[Work to complete]: Can you output the material exactly as written, minus any pictures it holds?

[Data rows]:
────

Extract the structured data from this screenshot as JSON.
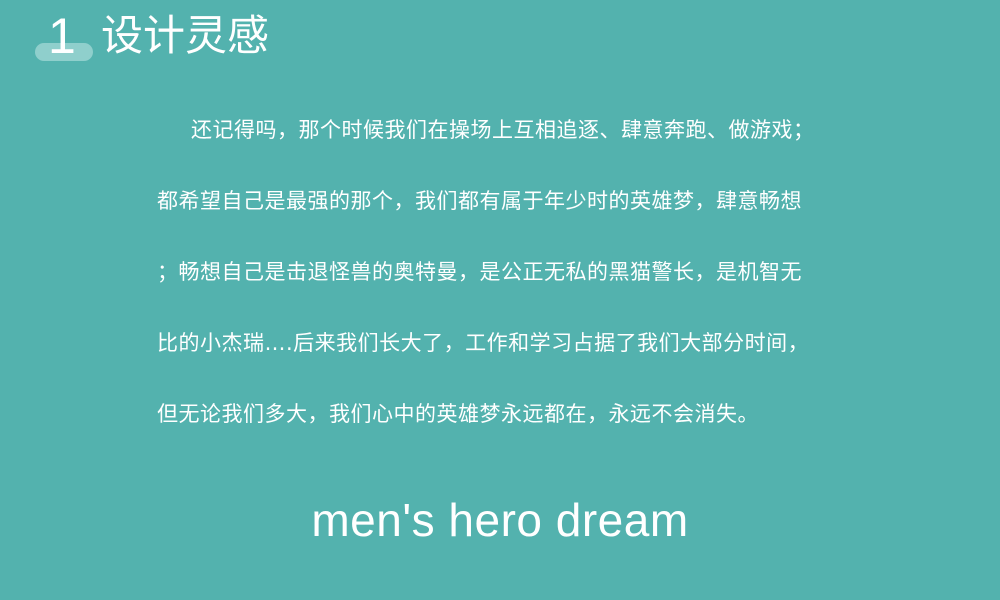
{
  "header": {
    "number": "1",
    "title": "设计灵感"
  },
  "paragraph": {
    "lines": [
      "还记得吗，那个时候我们在操场上互相追逐、肆意奔跑、做游戏；",
      "都希望自己是最强的那个，我们都有属于年少时的英雄梦，肆意畅想",
      "；畅想自己是击退怪兽的奥特曼，是公正无私的黑猫警长，是机智无",
      "比的小杰瑞….后来我们长大了，工作和学习占据了我们大部分时间，",
      "但无论我们多大，我们心中的英雄梦永远都在，永远不会消失。"
    ]
  },
  "subtitle": "men's hero dream",
  "colors": {
    "background": "#53b2ae",
    "accent_bar": "#8fcfcc",
    "text": "#ffffff"
  }
}
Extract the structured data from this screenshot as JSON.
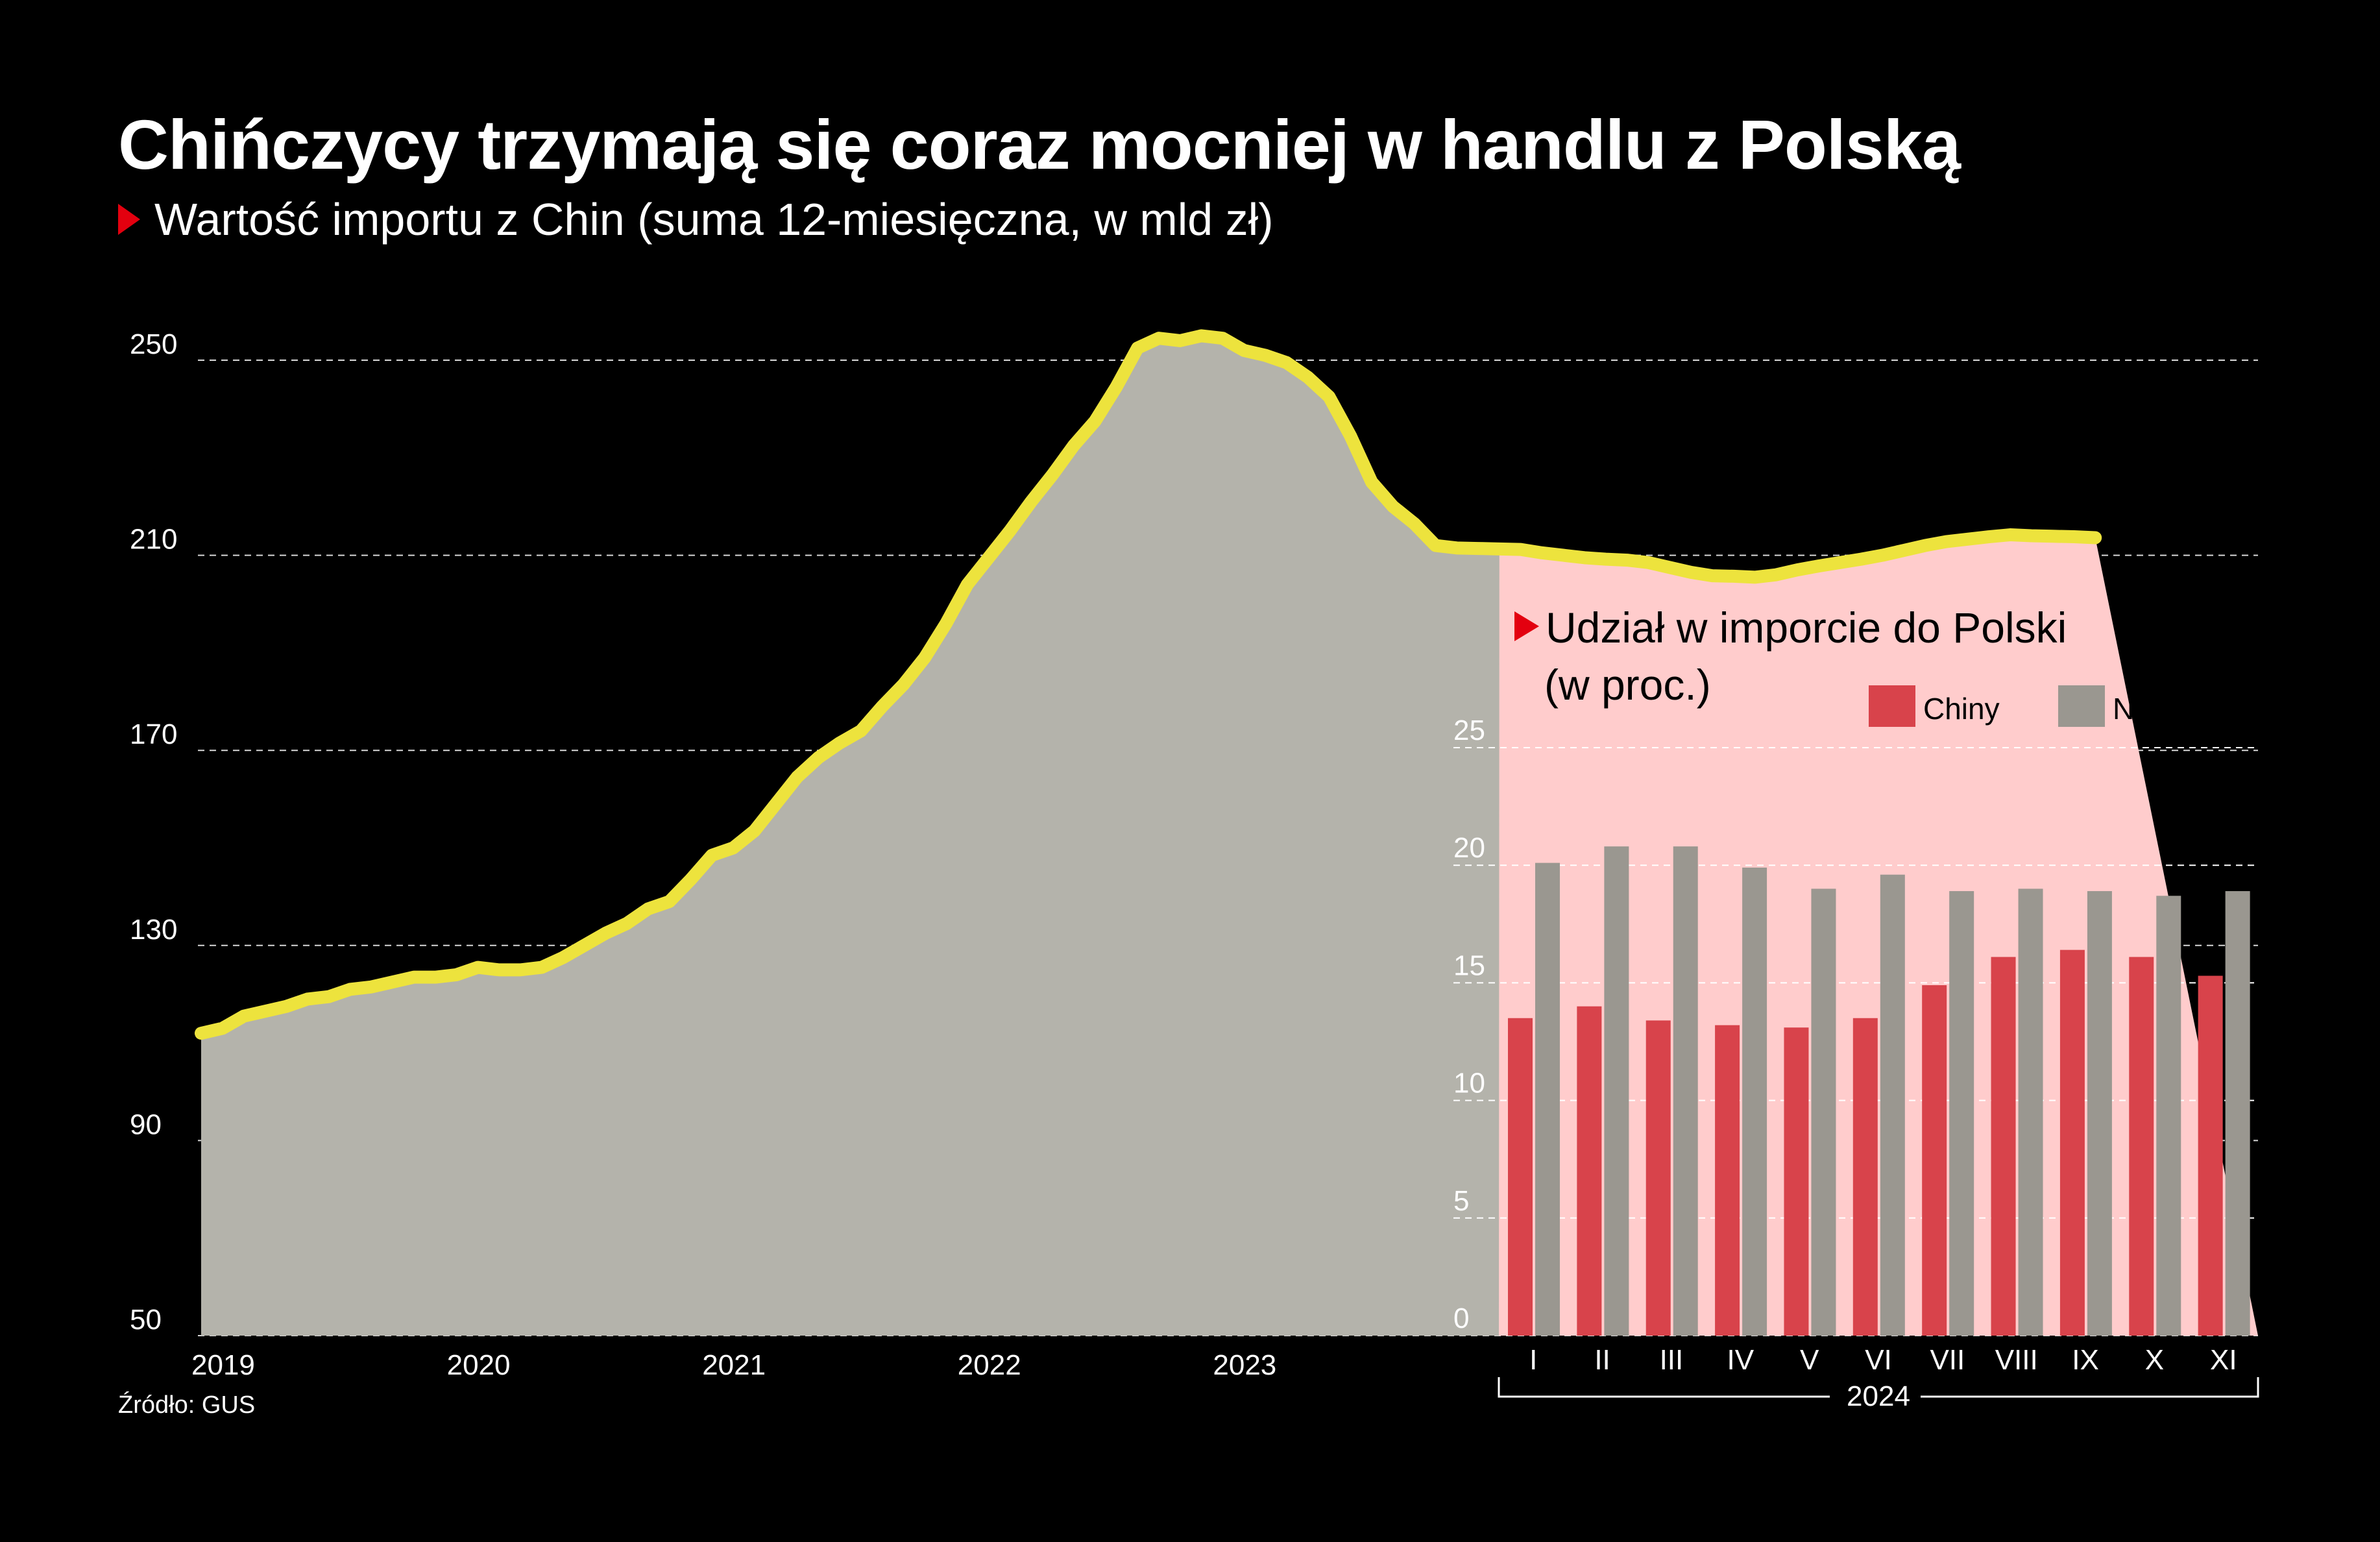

────

[Finished answer]:
Extract the structured data from this screenshot as JSON.
{
  "header": {
    "number": "1",
    "title": "设计灵感"
  },
  "paragraph": {
    "lines": [
      "还记得吗，那个时候我们在操场上互相追逐、肆意奔跑、做游戏；",
      "都希望自己是最强的那个，我们都有属于年少时的英雄梦，肆意畅想",
      "；畅想自己是击退怪兽的奥特曼，是公正无私的黑猫警长，是机智无",
      "比的小杰瑞….后来我们长大了，工作和学习占据了我们大部分时间，",
      "但无论我们多大，我们心中的英雄梦永远都在，永远不会消失。"
    ]
  },
  "subtitle": "men's hero dream",
  "colors": {
    "background": "#53b2ae",
    "accent_bar": "#8fcfcc",
    "text": "#ffffff"
  }
}
Extract the structured data from this screenshot as JSON.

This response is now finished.